(What you will do):
Will you quote all of the entries, word for word?

(Data lines):
****
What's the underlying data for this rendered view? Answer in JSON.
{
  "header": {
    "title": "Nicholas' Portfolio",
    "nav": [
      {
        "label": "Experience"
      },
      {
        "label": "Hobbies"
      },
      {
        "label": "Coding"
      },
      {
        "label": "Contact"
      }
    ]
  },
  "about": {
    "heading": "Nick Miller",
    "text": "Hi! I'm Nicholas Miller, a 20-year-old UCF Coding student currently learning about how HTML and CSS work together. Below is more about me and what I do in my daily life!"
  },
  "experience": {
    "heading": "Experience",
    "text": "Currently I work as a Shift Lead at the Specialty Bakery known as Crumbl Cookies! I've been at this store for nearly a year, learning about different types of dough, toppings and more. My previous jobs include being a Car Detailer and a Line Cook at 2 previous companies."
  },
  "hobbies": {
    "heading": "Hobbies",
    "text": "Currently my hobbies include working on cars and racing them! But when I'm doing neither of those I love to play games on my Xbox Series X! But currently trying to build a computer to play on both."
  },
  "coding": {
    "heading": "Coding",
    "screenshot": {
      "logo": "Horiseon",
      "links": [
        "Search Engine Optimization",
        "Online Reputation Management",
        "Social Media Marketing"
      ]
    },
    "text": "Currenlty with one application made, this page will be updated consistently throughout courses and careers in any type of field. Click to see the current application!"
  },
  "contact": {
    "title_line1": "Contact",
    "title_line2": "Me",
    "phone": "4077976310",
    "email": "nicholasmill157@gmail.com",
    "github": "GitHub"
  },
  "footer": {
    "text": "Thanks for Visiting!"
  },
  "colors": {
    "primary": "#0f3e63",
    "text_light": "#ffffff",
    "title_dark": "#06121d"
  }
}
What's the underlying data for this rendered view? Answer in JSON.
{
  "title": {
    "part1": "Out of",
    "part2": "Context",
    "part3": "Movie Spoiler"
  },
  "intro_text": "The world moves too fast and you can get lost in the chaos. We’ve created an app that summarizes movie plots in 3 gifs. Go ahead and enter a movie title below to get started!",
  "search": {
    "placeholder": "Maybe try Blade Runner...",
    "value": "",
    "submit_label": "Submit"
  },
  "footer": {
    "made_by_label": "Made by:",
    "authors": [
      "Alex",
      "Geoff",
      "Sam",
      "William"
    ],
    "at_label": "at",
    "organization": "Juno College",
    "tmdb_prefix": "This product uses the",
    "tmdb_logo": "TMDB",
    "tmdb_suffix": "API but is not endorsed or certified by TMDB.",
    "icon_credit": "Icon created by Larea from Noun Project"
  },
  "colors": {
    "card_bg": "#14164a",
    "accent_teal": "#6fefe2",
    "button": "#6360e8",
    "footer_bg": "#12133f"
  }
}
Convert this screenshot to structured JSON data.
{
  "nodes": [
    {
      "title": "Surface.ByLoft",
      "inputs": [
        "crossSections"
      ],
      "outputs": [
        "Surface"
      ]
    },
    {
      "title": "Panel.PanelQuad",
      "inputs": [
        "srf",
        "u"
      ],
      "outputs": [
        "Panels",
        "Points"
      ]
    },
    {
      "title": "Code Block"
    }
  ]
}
****
(Task solution):
What's the underlying data for this rendered view? Answer in JSON.
{
  "header": {
    "title": "Nicholas' Portfolio",
    "nav": [
      {
        "label": "Experience"
      },
      {
        "label": "Hobbies"
      },
      {
        "label": "Coding"
      },
      {
        "label": "Contact"
      }
    ]
  },
  "about": {
    "heading": "Nick Miller",
    "text": "Hi! I'm Nicholas Miller, a 20-year-old UCF Coding student currently learning about how HTML and CSS work together. Below is more about me and what I do in my daily life!"
  },
  "experience": {
    "heading": "Experience",
    "text": "Currently I work as a Shift Lead at the Specialty Bakery known as Crumbl Cookies! I've been at this store for nearly a year, learning about different types of dough, toppings and more. My previous jobs include being a Car Detailer and a Line Cook at 2 previous companies."
  },
  "hobbies": {
    "heading": "Hobbies",
    "text": "Currently my hobbies include working on cars and racing them! But when I'm doing neither of those I love to play games on my Xbox Series X! But currently trying to build a computer to play on both."
  },
  "coding": {
    "heading": "Coding",
    "screenshot": {
      "logo": "Horiseon",
      "links": [
        "Search Engine Optimization",
        "Online Reputation Management",
        "Social Media Marketing"
      ]
    },
    "text": "Currenlty with one application made, this page will be updated consistently throughout courses and careers in any type of field. Click to see the current application!"
  },
  "contact": {
    "title_line1": "Contact",
    "title_line2": "Me",
    "phone": "4077976310",
    "email": "nicholasmill157@gmail.com",
    "github": "GitHub"
  },
  "footer": {
    "text": "Thanks for Visiting!"
  },
  "colors": {
    "primary": "#0f3e63",
    "text_light": "#ffffff",
    "title_dark": "#06121d"
  }
}
What's the underlying data for this rendered view? Answer in JSON.
{
  "title": {
    "part1": "Out of",
    "part2": "Context",
    "part3": "Movie Spoiler"
  },
  "intro_text": "The world moves too fast and you can get lost in the chaos. We’ve created an app that summarizes movie plots in 3 gifs. Go ahead and enter a movie title below to get started!",
  "search": {
    "placeholder": "Maybe try Blade Runner...",
    "value": "",
    "submit_label": "Submit"
  },
  "footer": {
    "made_by_label": "Made by:",
    "authors": [
      "Alex",
      "Geoff",
      "Sam",
      "William"
    ],
    "at_label": "at",
    "organization": "Juno College",
    "tmdb_prefix": "This product uses the",
    "tmdb_logo": "TMDB",
    "tmdb_suffix": "API but is not endorsed or certified by TMDB.",
    "icon_credit": "Icon created by Larea from Noun Project"
  },
  "colors": {
    "card_bg": "#14164a",
    "accent_teal": "#6fefe2",
    "button": "#6360e8",
    "footer_bg": "#12133f"
  }
}
Convert this screenshot to structured JSON data.
{
  "nodes": [
    {
      "title": "Surface.ByLoft",
      "inputs": [
        "crossSections"
      ],
      "outputs": [
        "Surface"
      ]
    },
    {
      "title": "Panel.PanelQuad",
      "inputs": [
        "srf",
        "u"
      ],
      "outputs": [
        "Panels",
        "Points"
      ]
    },
    {
      "title": "Code Block"
    }
  ]
}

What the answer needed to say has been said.